--- Begin ---
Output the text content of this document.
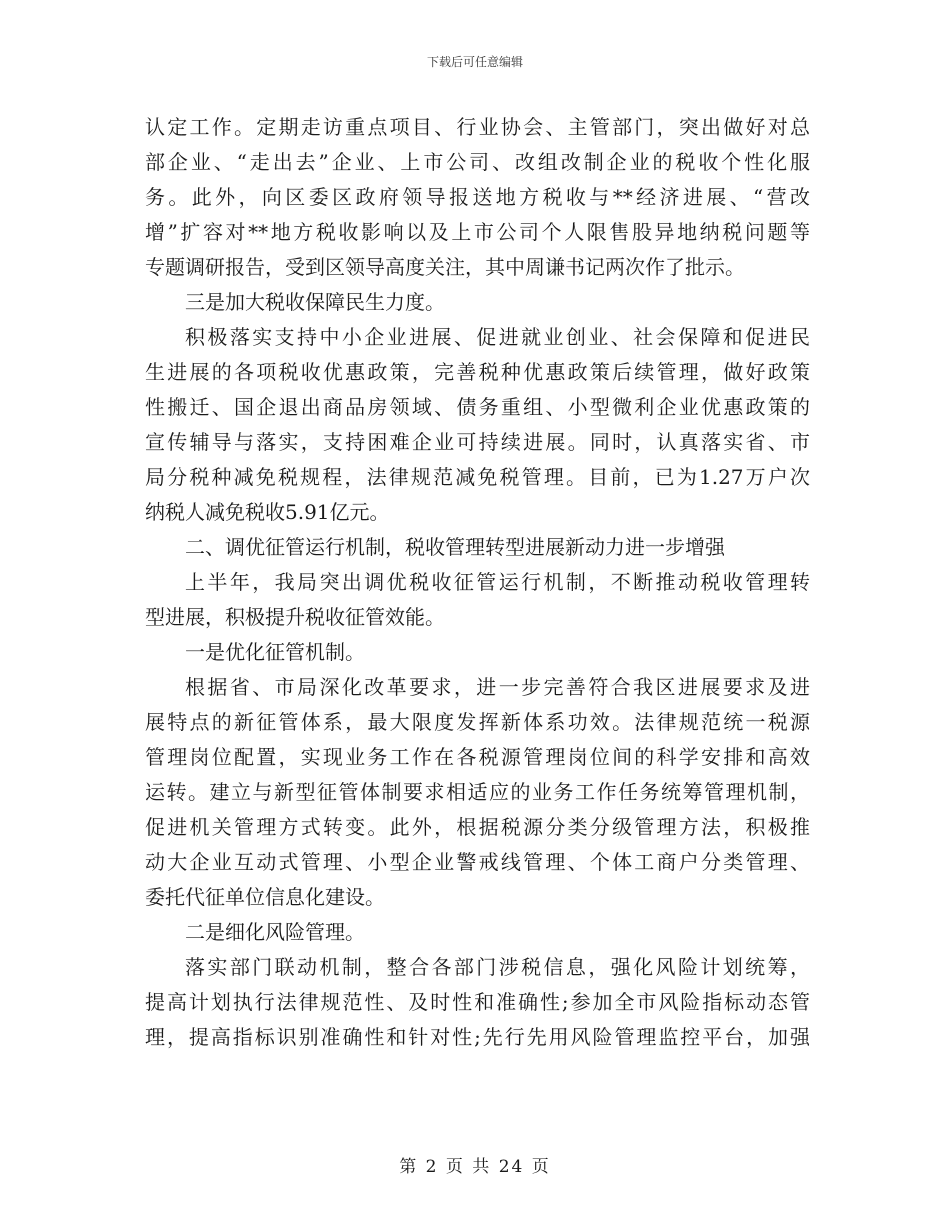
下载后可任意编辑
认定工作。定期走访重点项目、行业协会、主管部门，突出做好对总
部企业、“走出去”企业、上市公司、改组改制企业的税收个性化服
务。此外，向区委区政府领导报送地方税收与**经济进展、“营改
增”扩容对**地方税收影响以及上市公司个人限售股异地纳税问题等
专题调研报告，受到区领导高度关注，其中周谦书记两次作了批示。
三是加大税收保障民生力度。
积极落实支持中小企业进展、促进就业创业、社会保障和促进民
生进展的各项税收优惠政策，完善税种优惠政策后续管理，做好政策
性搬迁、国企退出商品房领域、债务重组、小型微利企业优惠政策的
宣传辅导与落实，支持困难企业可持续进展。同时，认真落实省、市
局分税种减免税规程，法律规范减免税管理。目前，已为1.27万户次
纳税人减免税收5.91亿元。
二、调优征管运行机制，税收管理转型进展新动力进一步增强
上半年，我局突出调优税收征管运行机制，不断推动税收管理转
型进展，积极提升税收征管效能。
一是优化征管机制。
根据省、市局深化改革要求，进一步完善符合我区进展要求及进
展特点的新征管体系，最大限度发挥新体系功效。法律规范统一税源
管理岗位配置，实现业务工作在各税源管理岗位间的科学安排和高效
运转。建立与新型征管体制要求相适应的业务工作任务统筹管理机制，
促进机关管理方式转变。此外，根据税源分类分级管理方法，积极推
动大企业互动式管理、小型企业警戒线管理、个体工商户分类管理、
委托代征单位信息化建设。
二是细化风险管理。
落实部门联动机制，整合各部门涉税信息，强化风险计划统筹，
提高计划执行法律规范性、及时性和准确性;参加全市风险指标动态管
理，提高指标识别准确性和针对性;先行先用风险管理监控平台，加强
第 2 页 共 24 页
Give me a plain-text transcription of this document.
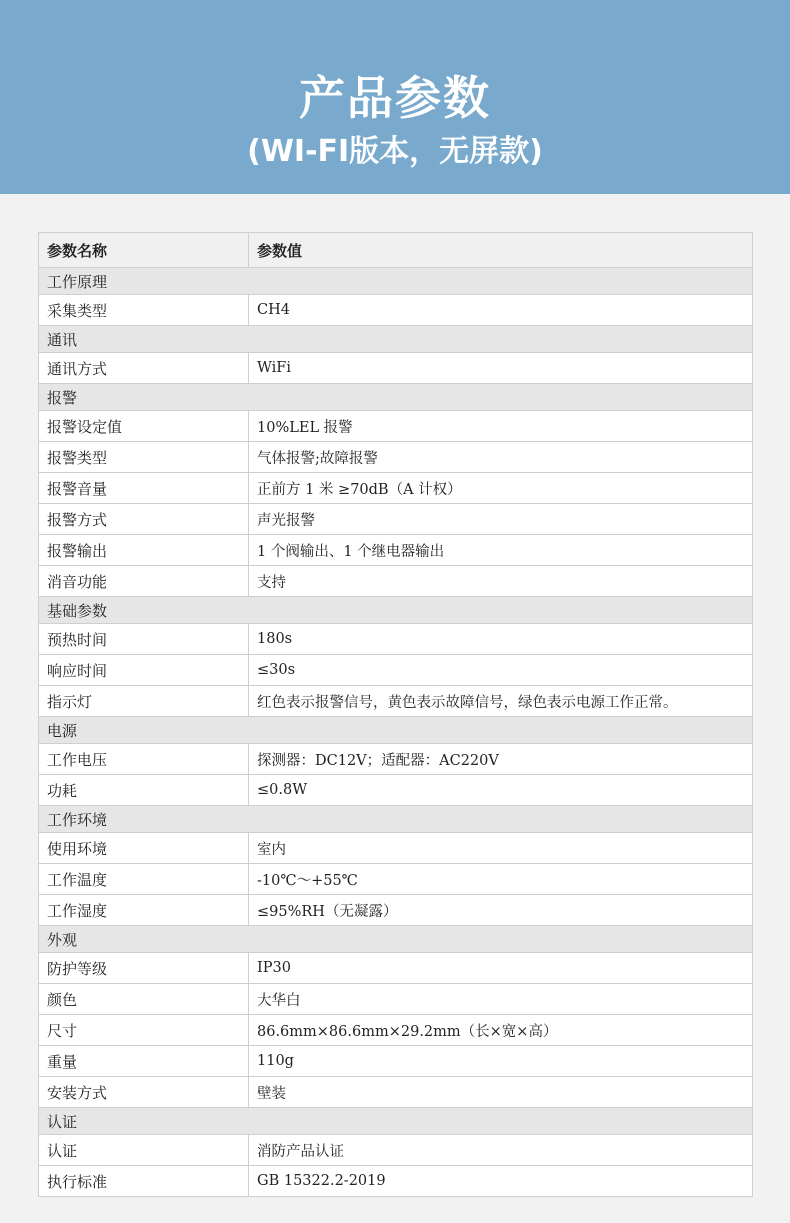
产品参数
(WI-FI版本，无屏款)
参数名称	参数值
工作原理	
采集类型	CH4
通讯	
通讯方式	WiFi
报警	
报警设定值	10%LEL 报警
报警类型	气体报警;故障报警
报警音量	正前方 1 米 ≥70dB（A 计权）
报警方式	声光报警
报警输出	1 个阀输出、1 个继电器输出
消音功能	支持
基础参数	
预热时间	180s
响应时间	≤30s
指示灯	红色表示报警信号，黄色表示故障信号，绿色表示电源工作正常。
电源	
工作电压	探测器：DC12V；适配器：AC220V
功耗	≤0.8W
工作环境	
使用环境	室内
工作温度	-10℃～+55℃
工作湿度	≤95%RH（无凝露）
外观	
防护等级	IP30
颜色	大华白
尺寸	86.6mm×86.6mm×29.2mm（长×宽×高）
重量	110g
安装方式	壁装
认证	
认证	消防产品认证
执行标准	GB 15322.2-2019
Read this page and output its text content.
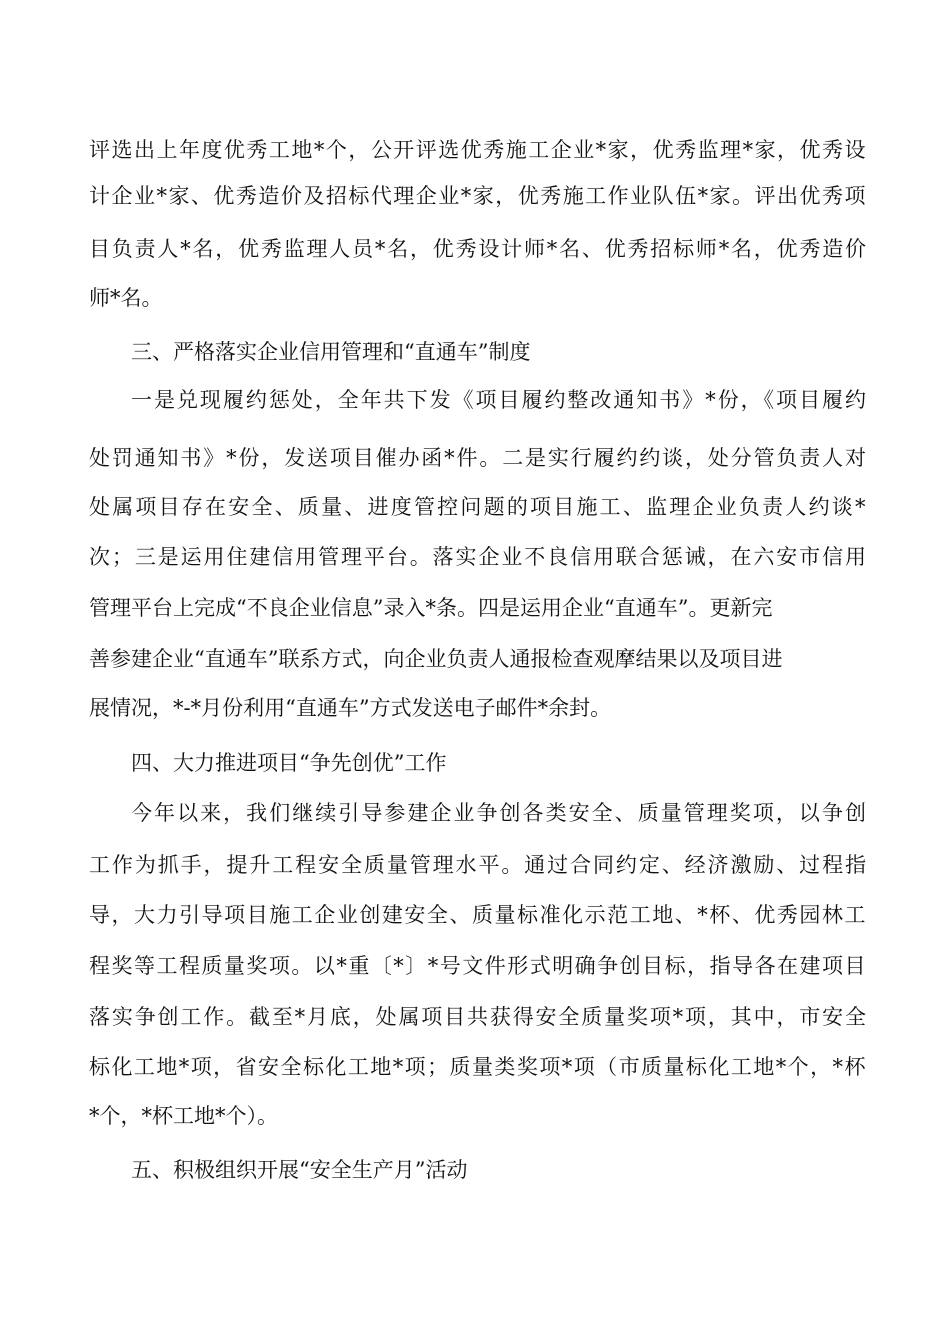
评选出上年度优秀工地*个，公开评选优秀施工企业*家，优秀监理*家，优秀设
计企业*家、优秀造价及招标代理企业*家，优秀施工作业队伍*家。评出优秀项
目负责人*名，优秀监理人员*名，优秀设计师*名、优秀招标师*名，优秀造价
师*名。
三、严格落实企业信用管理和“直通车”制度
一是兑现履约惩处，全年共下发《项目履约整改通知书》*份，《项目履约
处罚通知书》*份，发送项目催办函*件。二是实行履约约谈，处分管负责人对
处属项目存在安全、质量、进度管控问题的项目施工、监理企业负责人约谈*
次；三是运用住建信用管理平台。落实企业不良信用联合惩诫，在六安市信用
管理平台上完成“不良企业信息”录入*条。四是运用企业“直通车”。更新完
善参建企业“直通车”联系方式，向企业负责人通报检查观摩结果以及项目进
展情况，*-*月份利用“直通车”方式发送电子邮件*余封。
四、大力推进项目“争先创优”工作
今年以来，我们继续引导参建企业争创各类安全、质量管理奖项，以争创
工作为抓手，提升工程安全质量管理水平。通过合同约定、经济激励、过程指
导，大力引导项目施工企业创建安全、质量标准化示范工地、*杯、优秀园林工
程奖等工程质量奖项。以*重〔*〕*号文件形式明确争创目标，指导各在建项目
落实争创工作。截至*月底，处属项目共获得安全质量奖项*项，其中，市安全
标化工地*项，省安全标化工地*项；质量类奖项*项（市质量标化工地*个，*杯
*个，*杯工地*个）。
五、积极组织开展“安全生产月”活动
--- End ---
Exclude the pictures. Write out the remaining data exactly.

▸ ANSWER TO THIS EXERCISE:
Output the text content of this document.
下载后可任意编辑
认定工作。定期走访重点项目、行业协会、主管部门，突出做好对总
部企业、“走出去”企业、上市公司、改组改制企业的税收个性化服
务。此外，向区委区政府领导报送地方税收与**经济进展、“营改
增”扩容对**地方税收影响以及上市公司个人限售股异地纳税问题等
专题调研报告，受到区领导高度关注，其中周谦书记两次作了批示。
三是加大税收保障民生力度。
积极落实支持中小企业进展、促进就业创业、社会保障和促进民
生进展的各项税收优惠政策，完善税种优惠政策后续管理，做好政策
性搬迁、国企退出商品房领域、债务重组、小型微利企业优惠政策的
宣传辅导与落实，支持困难企业可持续进展。同时，认真落实省、市
局分税种减免税规程，法律规范减免税管理。目前，已为1.27万户次
纳税人减免税收5.91亿元。
二、调优征管运行机制，税收管理转型进展新动力进一步增强
上半年，我局突出调优税收征管运行机制，不断推动税收管理转
型进展，积极提升税收征管效能。
一是优化征管机制。
根据省、市局深化改革要求，进一步完善符合我区进展要求及进
展特点的新征管体系，最大限度发挥新体系功效。法律规范统一税源
管理岗位配置，实现业务工作在各税源管理岗位间的科学安排和高效
运转。建立与新型征管体制要求相适应的业务工作任务统筹管理机制，
促进机关管理方式转变。此外，根据税源分类分级管理方法，积极推
动大企业互动式管理、小型企业警戒线管理、个体工商户分类管理、
委托代征单位信息化建设。
二是细化风险管理。
落实部门联动机制，整合各部门涉税信息，强化风险计划统筹，
提高计划执行法律规范性、及时性和准确性;参加全市风险指标动态管
理，提高指标识别准确性和针对性;先行先用风险管理监控平台，加强
第 2 页 共 24 页
Give me a plain-text transcription of this document.
产品参数
(WI-FI版本，无屏款)
参数名称	参数值
工作原理	
采集类型	CH4
通讯	
通讯方式	WiFi
报警	
报警设定值	10%LEL 报警
报警类型	气体报警;故障报警
报警音量	正前方 1 米 ≥70dB（A 计权）
报警方式	声光报警
报警输出	1 个阀输出、1 个继电器输出
消音功能	支持
基础参数	
预热时间	180s
响应时间	≤30s
指示灯	红色表示报警信号，黄色表示故障信号，绿色表示电源工作正常。
电源	
工作电压	探测器：DC12V；适配器：AC220V
功耗	≤0.8W
工作环境	
使用环境	室内
工作温度	-10℃～+55℃
工作湿度	≤95%RH（无凝露）
外观	
防护等级	IP30
颜色	大华白
尺寸	86.6mm×86.6mm×29.2mm（长×宽×高）
重量	110g
安装方式	壁装
认证	
认证	消防产品认证
执行标准	GB 15322.2-2019
Read this page and output its text content.
评选出上年度优秀工地*个，公开评选优秀施工企业*家，优秀监理*家，优秀设
计企业*家、优秀造价及招标代理企业*家，优秀施工作业队伍*家。评出优秀项
目负责人*名，优秀监理人员*名，优秀设计师*名、优秀招标师*名，优秀造价
师*名。
三、严格落实企业信用管理和“直通车”制度
一是兑现履约惩处，全年共下发《项目履约整改通知书》*份，《项目履约
处罚通知书》*份，发送项目催办函*件。二是实行履约约谈，处分管负责人对
处属项目存在安全、质量、进度管控问题的项目施工、监理企业负责人约谈*
次；三是运用住建信用管理平台。落实企业不良信用联合惩诫，在六安市信用
管理平台上完成“不良企业信息”录入*条。四是运用企业“直通车”。更新完
善参建企业“直通车”联系方式，向企业负责人通报检查观摩结果以及项目进
展情况，*-*月份利用“直通车”方式发送电子邮件*余封。
四、大力推进项目“争先创优”工作
今年以来，我们继续引导参建企业争创各类安全、质量管理奖项，以争创
工作为抓手，提升工程安全质量管理水平。通过合同约定、经济激励、过程指
导，大力引导项目施工企业创建安全、质量标准化示范工地、*杯、优秀园林工
程奖等工程质量奖项。以*重〔*〕*号文件形式明确争创目标，指导各在建项目
落实争创工作。截至*月底，处属项目共获得安全质量奖项*项，其中，市安全
标化工地*项，省安全标化工地*项；质量类奖项*项（市质量标化工地*个，*杯
*个，*杯工地*个）。
五、积极组织开展“安全生产月”活动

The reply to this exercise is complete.